Work to do ::
Compile every line that includes the word "this".

Exercise data ::
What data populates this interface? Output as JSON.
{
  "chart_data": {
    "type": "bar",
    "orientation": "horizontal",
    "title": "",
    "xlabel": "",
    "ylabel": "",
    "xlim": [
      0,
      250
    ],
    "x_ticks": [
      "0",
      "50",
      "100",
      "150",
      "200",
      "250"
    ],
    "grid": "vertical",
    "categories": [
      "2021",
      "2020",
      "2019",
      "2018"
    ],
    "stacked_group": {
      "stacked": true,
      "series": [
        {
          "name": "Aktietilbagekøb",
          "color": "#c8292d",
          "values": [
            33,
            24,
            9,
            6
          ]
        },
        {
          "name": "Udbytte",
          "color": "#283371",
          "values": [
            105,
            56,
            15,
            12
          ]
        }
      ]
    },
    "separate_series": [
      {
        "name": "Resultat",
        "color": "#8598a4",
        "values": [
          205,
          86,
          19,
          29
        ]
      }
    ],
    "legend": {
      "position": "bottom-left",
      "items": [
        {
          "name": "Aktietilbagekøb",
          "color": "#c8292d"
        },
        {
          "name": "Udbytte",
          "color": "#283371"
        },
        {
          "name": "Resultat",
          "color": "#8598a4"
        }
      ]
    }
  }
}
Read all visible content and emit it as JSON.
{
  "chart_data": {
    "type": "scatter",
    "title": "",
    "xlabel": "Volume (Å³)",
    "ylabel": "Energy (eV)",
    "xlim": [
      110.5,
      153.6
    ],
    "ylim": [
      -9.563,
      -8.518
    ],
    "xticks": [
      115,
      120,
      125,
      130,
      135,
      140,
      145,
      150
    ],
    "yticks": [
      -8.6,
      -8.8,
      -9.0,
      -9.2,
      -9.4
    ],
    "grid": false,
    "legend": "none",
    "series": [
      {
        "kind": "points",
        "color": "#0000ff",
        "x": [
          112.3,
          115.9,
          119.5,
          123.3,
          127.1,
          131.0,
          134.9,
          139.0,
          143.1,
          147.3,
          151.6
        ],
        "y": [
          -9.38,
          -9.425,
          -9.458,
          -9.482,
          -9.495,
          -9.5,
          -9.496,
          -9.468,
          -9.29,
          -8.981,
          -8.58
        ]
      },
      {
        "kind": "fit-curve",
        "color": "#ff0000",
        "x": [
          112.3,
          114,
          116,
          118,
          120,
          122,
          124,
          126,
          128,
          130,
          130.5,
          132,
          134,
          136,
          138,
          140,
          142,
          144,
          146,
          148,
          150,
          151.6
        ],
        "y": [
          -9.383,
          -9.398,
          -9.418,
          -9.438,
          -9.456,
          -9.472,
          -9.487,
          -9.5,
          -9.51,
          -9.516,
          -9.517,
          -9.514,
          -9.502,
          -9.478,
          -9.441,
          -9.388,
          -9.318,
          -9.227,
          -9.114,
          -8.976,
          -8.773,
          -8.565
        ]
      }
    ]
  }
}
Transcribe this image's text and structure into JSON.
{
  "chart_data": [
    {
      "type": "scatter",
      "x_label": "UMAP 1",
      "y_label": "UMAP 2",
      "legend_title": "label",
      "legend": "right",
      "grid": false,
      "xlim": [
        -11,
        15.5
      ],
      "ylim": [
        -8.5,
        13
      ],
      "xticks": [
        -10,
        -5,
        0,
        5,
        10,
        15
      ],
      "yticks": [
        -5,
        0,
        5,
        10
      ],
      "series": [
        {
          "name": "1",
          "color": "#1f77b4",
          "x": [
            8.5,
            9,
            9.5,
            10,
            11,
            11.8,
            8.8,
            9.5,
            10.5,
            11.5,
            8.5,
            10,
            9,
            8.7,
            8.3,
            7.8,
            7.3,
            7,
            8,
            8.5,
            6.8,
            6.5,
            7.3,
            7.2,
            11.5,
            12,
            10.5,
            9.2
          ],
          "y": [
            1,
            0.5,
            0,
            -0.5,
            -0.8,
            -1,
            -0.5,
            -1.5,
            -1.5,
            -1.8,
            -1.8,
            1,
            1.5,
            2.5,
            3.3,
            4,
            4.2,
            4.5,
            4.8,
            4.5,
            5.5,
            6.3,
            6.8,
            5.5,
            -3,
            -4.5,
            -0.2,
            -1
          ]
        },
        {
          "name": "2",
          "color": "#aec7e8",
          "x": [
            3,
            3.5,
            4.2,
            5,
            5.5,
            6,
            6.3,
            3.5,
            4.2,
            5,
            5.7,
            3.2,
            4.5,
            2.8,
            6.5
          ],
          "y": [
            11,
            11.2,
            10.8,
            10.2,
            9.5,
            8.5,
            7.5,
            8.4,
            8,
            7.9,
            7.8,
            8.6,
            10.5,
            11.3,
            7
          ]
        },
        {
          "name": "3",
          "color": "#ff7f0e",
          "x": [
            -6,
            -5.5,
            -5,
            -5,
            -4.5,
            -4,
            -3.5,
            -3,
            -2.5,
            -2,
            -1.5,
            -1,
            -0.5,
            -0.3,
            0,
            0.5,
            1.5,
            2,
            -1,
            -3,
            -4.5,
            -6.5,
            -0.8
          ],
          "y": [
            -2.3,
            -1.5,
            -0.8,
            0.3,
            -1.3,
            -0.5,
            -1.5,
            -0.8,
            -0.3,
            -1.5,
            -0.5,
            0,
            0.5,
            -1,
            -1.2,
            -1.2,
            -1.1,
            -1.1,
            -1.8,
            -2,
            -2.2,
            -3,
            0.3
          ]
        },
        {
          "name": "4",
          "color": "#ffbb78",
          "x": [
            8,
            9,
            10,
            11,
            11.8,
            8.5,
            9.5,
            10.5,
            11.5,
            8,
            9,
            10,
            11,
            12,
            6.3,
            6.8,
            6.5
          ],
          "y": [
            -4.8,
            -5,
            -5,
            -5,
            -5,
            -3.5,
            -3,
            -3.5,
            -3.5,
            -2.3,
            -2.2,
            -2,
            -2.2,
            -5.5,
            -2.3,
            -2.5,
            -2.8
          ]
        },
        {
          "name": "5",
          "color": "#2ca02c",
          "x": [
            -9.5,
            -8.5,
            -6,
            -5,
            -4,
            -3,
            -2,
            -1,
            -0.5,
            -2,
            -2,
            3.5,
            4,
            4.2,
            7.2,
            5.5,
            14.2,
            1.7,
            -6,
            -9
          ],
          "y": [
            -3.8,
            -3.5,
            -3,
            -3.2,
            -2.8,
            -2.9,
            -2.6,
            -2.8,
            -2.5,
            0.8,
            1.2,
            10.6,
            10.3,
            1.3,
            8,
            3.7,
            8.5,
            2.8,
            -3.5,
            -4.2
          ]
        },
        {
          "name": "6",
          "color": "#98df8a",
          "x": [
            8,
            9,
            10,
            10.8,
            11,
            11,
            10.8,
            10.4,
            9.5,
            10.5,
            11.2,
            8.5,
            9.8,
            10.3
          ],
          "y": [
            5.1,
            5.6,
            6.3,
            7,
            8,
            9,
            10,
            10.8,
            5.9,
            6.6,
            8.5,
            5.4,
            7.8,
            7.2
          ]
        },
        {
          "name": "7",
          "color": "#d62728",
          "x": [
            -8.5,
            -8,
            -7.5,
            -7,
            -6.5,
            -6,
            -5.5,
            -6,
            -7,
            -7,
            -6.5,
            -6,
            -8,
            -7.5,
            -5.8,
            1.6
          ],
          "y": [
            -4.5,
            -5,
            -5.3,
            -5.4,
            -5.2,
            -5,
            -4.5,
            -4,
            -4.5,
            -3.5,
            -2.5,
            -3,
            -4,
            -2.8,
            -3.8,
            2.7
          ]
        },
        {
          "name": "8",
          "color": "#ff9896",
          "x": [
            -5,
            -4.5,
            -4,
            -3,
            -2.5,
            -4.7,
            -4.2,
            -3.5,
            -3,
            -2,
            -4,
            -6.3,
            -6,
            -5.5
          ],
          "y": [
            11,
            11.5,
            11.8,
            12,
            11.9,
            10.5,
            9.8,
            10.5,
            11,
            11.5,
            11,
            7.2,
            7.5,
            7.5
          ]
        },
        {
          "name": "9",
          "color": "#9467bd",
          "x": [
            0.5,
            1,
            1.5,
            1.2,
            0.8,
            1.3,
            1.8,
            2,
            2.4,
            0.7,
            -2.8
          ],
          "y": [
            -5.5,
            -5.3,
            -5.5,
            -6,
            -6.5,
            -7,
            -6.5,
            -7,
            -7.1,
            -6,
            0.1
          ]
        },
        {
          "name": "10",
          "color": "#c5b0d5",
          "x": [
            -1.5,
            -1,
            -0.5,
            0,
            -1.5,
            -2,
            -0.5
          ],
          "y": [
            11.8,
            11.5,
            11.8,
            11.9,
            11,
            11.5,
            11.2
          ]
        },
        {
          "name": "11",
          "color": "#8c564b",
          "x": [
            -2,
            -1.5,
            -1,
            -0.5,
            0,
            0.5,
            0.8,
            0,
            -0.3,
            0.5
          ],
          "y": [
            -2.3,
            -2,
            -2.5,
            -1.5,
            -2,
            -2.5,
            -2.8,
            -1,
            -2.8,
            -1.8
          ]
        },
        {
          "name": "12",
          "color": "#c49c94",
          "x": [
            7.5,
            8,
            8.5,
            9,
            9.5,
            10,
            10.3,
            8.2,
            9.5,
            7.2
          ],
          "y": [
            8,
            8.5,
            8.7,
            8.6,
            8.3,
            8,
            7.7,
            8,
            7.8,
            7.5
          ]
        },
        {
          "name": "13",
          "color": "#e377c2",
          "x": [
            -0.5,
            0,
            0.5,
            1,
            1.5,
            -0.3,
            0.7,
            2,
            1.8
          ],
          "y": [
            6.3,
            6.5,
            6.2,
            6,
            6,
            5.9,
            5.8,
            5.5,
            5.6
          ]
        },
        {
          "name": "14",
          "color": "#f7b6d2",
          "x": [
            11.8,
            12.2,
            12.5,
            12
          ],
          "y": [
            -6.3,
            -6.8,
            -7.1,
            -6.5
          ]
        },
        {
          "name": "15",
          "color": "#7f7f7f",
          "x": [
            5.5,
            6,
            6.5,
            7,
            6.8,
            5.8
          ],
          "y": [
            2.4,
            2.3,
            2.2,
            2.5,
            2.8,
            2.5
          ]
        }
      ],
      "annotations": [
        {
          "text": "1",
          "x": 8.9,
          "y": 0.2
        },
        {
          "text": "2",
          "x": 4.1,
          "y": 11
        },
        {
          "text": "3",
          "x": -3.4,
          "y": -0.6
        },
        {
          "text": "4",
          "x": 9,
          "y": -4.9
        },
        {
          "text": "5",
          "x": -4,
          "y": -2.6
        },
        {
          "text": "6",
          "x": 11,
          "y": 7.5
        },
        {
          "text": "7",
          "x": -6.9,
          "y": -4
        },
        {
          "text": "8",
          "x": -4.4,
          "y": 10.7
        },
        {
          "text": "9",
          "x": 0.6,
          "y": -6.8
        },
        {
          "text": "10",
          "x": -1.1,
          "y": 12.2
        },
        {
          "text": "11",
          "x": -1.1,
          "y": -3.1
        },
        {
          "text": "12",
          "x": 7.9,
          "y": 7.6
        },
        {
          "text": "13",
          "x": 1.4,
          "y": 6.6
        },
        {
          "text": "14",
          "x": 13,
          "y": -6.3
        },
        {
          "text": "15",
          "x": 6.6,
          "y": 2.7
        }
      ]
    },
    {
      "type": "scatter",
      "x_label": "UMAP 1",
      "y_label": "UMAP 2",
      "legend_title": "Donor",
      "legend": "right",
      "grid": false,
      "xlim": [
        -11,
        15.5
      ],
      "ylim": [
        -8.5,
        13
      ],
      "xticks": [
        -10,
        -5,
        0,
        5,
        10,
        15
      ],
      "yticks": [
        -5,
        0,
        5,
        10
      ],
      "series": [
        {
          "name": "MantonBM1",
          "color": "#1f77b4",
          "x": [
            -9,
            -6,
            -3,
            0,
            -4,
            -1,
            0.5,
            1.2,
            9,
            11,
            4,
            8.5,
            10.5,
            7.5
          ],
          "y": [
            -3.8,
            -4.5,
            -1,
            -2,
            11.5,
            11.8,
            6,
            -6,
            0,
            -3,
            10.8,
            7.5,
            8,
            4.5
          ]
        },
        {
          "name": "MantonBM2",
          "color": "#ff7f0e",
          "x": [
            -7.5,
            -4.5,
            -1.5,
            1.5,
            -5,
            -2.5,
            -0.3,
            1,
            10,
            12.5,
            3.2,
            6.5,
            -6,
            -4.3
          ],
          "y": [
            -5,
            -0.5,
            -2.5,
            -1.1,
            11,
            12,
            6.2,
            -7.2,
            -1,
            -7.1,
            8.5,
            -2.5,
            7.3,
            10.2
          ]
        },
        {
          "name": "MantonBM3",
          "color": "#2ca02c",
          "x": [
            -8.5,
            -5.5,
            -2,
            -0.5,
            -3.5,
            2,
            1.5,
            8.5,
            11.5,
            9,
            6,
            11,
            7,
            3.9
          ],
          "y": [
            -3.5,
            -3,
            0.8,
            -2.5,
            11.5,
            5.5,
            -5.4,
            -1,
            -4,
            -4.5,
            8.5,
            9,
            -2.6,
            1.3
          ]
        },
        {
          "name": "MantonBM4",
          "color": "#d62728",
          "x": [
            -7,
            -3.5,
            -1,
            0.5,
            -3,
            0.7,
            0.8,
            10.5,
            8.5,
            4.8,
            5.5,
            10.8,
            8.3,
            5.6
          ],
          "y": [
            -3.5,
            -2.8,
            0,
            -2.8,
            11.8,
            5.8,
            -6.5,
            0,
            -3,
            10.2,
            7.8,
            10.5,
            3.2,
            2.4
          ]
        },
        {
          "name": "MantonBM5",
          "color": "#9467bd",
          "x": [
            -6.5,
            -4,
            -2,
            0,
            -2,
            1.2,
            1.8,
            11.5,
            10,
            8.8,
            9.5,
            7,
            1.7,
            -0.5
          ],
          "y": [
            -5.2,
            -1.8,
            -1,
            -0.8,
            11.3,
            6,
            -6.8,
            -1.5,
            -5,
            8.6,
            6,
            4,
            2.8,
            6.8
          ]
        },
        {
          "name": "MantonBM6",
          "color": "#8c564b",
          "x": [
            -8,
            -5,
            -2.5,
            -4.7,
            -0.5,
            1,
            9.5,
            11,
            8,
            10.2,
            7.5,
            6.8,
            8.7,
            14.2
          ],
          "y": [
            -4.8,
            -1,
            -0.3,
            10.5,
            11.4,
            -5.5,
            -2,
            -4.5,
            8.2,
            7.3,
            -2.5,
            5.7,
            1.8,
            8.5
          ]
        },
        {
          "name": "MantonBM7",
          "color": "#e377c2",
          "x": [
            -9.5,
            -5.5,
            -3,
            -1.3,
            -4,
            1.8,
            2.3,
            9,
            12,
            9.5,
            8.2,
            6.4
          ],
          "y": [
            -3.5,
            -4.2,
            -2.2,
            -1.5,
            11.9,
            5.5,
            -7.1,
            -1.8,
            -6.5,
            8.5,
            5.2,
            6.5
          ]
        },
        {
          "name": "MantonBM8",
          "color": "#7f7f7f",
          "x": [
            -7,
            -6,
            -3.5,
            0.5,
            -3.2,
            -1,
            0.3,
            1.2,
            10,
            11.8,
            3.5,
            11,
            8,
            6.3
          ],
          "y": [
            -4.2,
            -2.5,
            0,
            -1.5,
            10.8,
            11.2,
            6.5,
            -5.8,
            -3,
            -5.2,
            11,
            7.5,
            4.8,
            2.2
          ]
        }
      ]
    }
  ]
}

Exercise solution ::
What data populates this interface? Output as JSON.
Transcribe this image's text and structure into JSON.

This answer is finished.